Quote the listing in full, exactly as given, minus any pictures.

━━━ Information supplied

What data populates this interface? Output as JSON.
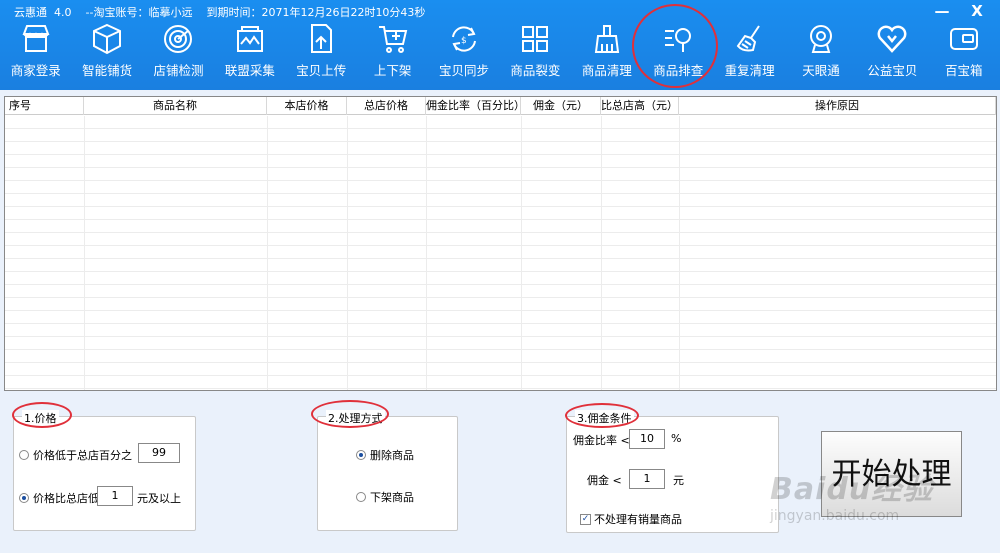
{
  "titlebar": {
    "app_name": "云惠通  4.0",
    "account": "--淘宝账号：临摹小远",
    "expire": "到期时间：2071年12月26日22时10分43秒",
    "minimize": "—",
    "close": "X"
  },
  "toolbar": [
    {
      "label": "商家登录",
      "icon": "shop-icon"
    },
    {
      "label": "智能铺货",
      "icon": "box-icon"
    },
    {
      "label": "店铺检测",
      "icon": "radar-icon"
    },
    {
      "label": "联盟采集",
      "icon": "collect-icon"
    },
    {
      "label": "宝贝上传",
      "icon": "upload-icon"
    },
    {
      "label": "上下架",
      "icon": "cart-icon"
    },
    {
      "label": "宝贝同步",
      "icon": "sync-icon"
    },
    {
      "label": "商品裂变",
      "icon": "grid-icon"
    },
    {
      "label": "商品清理",
      "icon": "brush-icon"
    },
    {
      "label": "商品排查",
      "icon": "search-list-icon"
    },
    {
      "label": "重复清理",
      "icon": "broom-icon"
    },
    {
      "label": "天眼通",
      "icon": "camera-icon"
    },
    {
      "label": "公益宝贝",
      "icon": "heart-icon"
    },
    {
      "label": "百宝箱",
      "icon": "card-icon"
    }
  ],
  "table": {
    "headers": [
      "序号",
      "商品名称",
      "本店价格",
      "总店价格",
      "佣金比率（百分比）",
      "佣金（元）",
      "比总店高（元）",
      "操作原因"
    ]
  },
  "price_group": {
    "title": "1.价格",
    "opt1_label": "价格低于总店百分之",
    "opt1_value": "99",
    "opt2_label": "价格比总店低",
    "opt2_value": "1",
    "opt2_suffix": "元及以上"
  },
  "method_group": {
    "title": "2.处理方式",
    "opt1_label": "删除商品",
    "opt2_label": "下架商品"
  },
  "commission_group": {
    "title": "3.佣金条件",
    "rate_label": "佣金比率 <",
    "rate_value": "10",
    "rate_unit": "%",
    "amount_label": "佣金  <",
    "amount_value": "1",
    "amount_unit": "元",
    "checkbox_label": "不处理有销量商品"
  },
  "start_button": "开始处理",
  "watermark": {
    "main": "Baidu经验",
    "sub": "jingyan.baidu.com"
  }
}
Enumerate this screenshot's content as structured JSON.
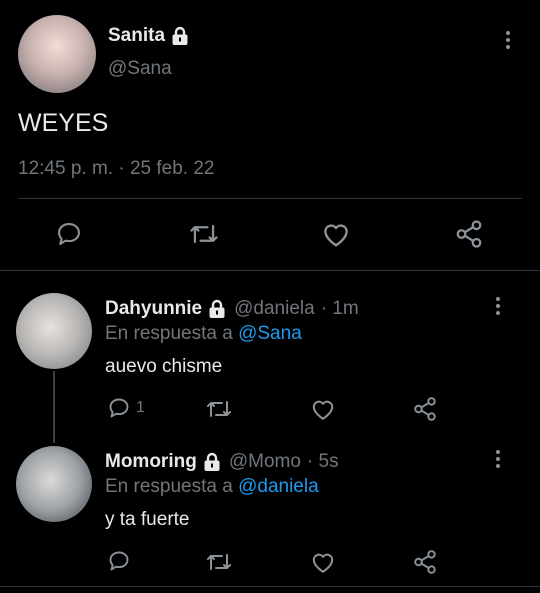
{
  "main_tweet": {
    "name": "Sanita",
    "handle": "@Sana",
    "text": "WEYES",
    "timestamp": "12:45 p. m. · 25 feb. 22"
  },
  "replies": [
    {
      "name": "Dahyunnie",
      "handle": "@daniela",
      "time": "· 1m",
      "reply_prefix": "En respuesta a",
      "reply_to": "@Sana",
      "text": "auevo chisme",
      "reply_count": "1"
    },
    {
      "name": "Momoring",
      "handle": "@Momo",
      "time": "· 5s",
      "reply_prefix": "En respuesta a",
      "reply_to": "@daniela",
      "text": "y ta fuerte",
      "reply_count": ""
    }
  ],
  "colors": {
    "background": "#000000",
    "text": "#e7e9ea",
    "muted": "#71767b",
    "link": "#1d9bf0",
    "divider": "#2f3336"
  },
  "icons": [
    "lock-icon",
    "more-icon",
    "reply-icon",
    "retweet-icon",
    "like-icon",
    "share-icon"
  ]
}
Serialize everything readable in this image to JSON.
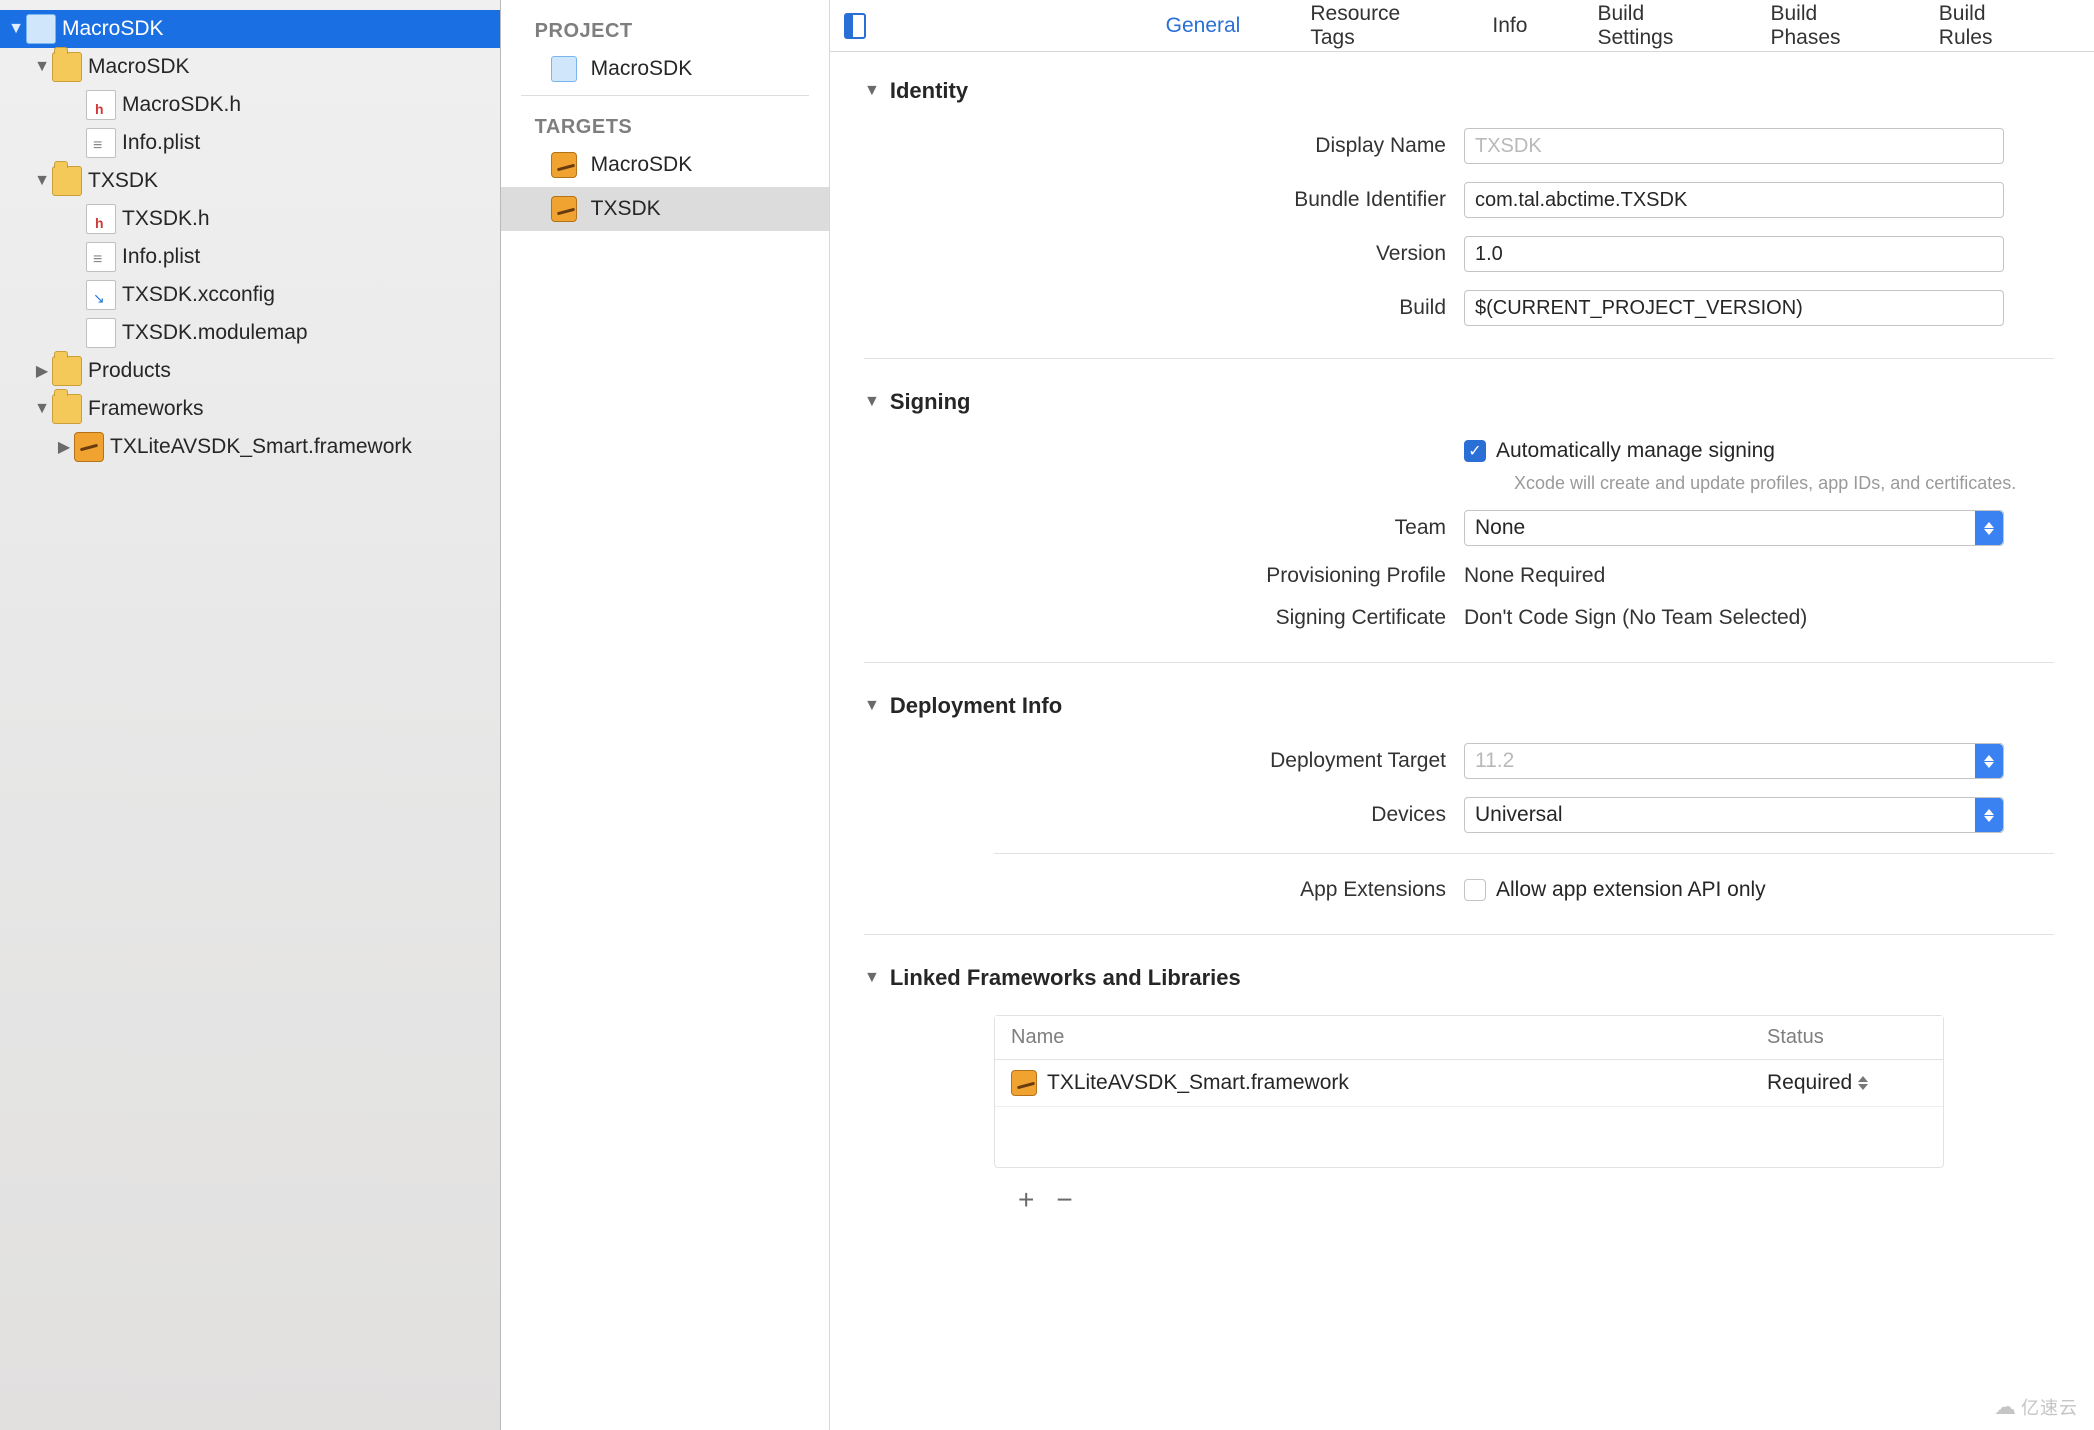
{
  "navigator": {
    "root": "MacroSDK",
    "tree": [
      {
        "label": "MacroSDK",
        "children": [
          "MacroSDK.h",
          "Info.plist"
        ]
      },
      {
        "label": "TXSDK",
        "children": [
          "TXSDK.h",
          "Info.plist",
          "TXSDK.xcconfig",
          "TXSDK.modulemap"
        ]
      },
      {
        "label": "Products"
      },
      {
        "label": "Frameworks",
        "children": [
          "TXLiteAVSDK_Smart.framework"
        ]
      }
    ]
  },
  "mid": {
    "project_header": "PROJECT",
    "project": "MacroSDK",
    "targets_header": "TARGETS",
    "targets": [
      "MacroSDK",
      "TXSDK"
    ],
    "selected": "TXSDK"
  },
  "tabs": [
    "General",
    "Resource Tags",
    "Info",
    "Build Settings",
    "Build Phases",
    "Build Rules"
  ],
  "active_tab": "General",
  "identity": {
    "header": "Identity",
    "display_name_label": "Display Name",
    "display_name_placeholder": "TXSDK",
    "bundle_id_label": "Bundle Identifier",
    "bundle_id": "com.tal.abctime.TXSDK",
    "version_label": "Version",
    "version": "1.0",
    "build_label": "Build",
    "build": "$(CURRENT_PROJECT_VERSION)"
  },
  "signing": {
    "header": "Signing",
    "auto_label": "Automatically manage signing",
    "auto_sub": "Xcode will create and update profiles, app IDs, and certificates.",
    "team_label": "Team",
    "team_value": "None",
    "prov_label": "Provisioning Profile",
    "prov_value": "None Required",
    "cert_label": "Signing Certificate",
    "cert_value": "Don't Code Sign (No Team Selected)"
  },
  "deploy": {
    "header": "Deployment Info",
    "target_label": "Deployment Target",
    "target_placeholder": "11.2",
    "devices_label": "Devices",
    "devices_value": "Universal",
    "ext_label": "App Extensions",
    "ext_check": "Allow app extension API only"
  },
  "linked": {
    "header": "Linked Frameworks and Libraries",
    "col_name": "Name",
    "col_status": "Status",
    "rows": [
      {
        "name": "TXLiteAVSDK_Smart.framework",
        "status": "Required"
      }
    ]
  },
  "watermark": "亿速云"
}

━━━━━━

→ Response below:
What data populates this interface? Output as JSON.
{
  "titlebar": {
    "app_name": "云惠通  4.0",
    "account": "--淘宝账号：临摹小远",
    "expire": "到期时间：2071年12月26日22时10分43秒",
    "minimize": "—",
    "close": "X"
  },
  "toolbar": [
    {
      "label": "商家登录",
      "icon": "shop-icon"
    },
    {
      "label": "智能铺货",
      "icon": "box-icon"
    },
    {
      "label": "店铺检测",
      "icon": "radar-icon"
    },
    {
      "label": "联盟采集",
      "icon": "collect-icon"
    },
    {
      "label": "宝贝上传",
      "icon": "upload-icon"
    },
    {
      "label": "上下架",
      "icon": "cart-icon"
    },
    {
      "label": "宝贝同步",
      "icon": "sync-icon"
    },
    {
      "label": "商品裂变",
      "icon": "grid-icon"
    },
    {
      "label": "商品清理",
      "icon": "brush-icon"
    },
    {
      "label": "商品排查",
      "icon": "search-list-icon"
    },
    {
      "label": "重复清理",
      "icon": "broom-icon"
    },
    {
      "label": "天眼通",
      "icon": "camera-icon"
    },
    {
      "label": "公益宝贝",
      "icon": "heart-icon"
    },
    {
      "label": "百宝箱",
      "icon": "card-icon"
    }
  ],
  "table": {
    "headers": [
      "序号",
      "商品名称",
      "本店价格",
      "总店价格",
      "佣金比率（百分比）",
      "佣金（元）",
      "比总店高（元）",
      "操作原因"
    ]
  },
  "price_group": {
    "title": "1.价格",
    "opt1_label": "价格低于总店百分之",
    "opt1_value": "99",
    "opt2_label": "价格比总店低",
    "opt2_value": "1",
    "opt2_suffix": "元及以上"
  },
  "method_group": {
    "title": "2.处理方式",
    "opt1_label": "删除商品",
    "opt2_label": "下架商品"
  },
  "commission_group": {
    "title": "3.佣金条件",
    "rate_label": "佣金比率 <",
    "rate_value": "10",
    "rate_unit": "%",
    "amount_label": "佣金  <",
    "amount_value": "1",
    "amount_unit": "元",
    "checkbox_label": "不处理有销量商品"
  },
  "start_button": "开始处理",
  "watermark": {
    "main": "Baidu经验",
    "sub": "jingyan.baidu.com"
  }
}
Enumerate this screenshot's content as structured JSON.
{
  "main_tweet": {
    "name": "Sanita",
    "handle": "@Sana",
    "text": "WEYES",
    "timestamp": "12:45 p. m. · 25 feb. 22"
  },
  "replies": [
    {
      "name": "Dahyunnie",
      "handle": "@daniela",
      "time": "· 1m",
      "reply_prefix": "En respuesta a",
      "reply_to": "@Sana",
      "text": "auevo chisme",
      "reply_count": "1"
    },
    {
      "name": "Momoring",
      "handle": "@Momo",
      "time": "· 5s",
      "reply_prefix": "En respuesta a",
      "reply_to": "@daniela",
      "text": "y ta fuerte",
      "reply_count": ""
    }
  ],
  "colors": {
    "background": "#000000",
    "text": "#e7e9ea",
    "muted": "#71767b",
    "link": "#1d9bf0",
    "divider": "#2f3336"
  },
  "icons": [
    "lock-icon",
    "more-icon",
    "reply-icon",
    "retweet-icon",
    "like-icon",
    "share-icon"
  ]
}
Serialize everything readable in this image to JSON.
{
  "navigator": {
    "root": "MacroSDK",
    "tree": [
      {
        "label": "MacroSDK",
        "children": [
          "MacroSDK.h",
          "Info.plist"
        ]
      },
      {
        "label": "TXSDK",
        "children": [
          "TXSDK.h",
          "Info.plist",
          "TXSDK.xcconfig",
          "TXSDK.modulemap"
        ]
      },
      {
        "label": "Products"
      },
      {
        "label": "Frameworks",
        "children": [
          "TXLiteAVSDK_Smart.framework"
        ]
      }
    ]
  },
  "mid": {
    "project_header": "PROJECT",
    "project": "MacroSDK",
    "targets_header": "TARGETS",
    "targets": [
      "MacroSDK",
      "TXSDK"
    ],
    "selected": "TXSDK"
  },
  "tabs": [
    "General",
    "Resource Tags",
    "Info",
    "Build Settings",
    "Build Phases",
    "Build Rules"
  ],
  "active_tab": "General",
  "identity": {
    "header": "Identity",
    "display_name_label": "Display Name",
    "display_name_placeholder": "TXSDK",
    "bundle_id_label": "Bundle Identifier",
    "bundle_id": "com.tal.abctime.TXSDK",
    "version_label": "Version",
    "version": "1.0",
    "build_label": "Build",
    "build": "$(CURRENT_PROJECT_VERSION)"
  },
  "signing": {
    "header": "Signing",
    "auto_label": "Automatically manage signing",
    "auto_sub": "Xcode will create and update profiles, app IDs, and certificates.",
    "team_label": "Team",
    "team_value": "None",
    "prov_label": "Provisioning Profile",
    "prov_value": "None Required",
    "cert_label": "Signing Certificate",
    "cert_value": "Don't Code Sign (No Team Selected)"
  },
  "deploy": {
    "header": "Deployment Info",
    "target_label": "Deployment Target",
    "target_placeholder": "11.2",
    "devices_label": "Devices",
    "devices_value": "Universal",
    "ext_label": "App Extensions",
    "ext_check": "Allow app extension API only"
  },
  "linked": {
    "header": "Linked Frameworks and Libraries",
    "col_name": "Name",
    "col_status": "Status",
    "rows": [
      {
        "name": "TXLiteAVSDK_Smart.framework",
        "status": "Required"
      }
    ]
  },
  "watermark": "亿速云"
}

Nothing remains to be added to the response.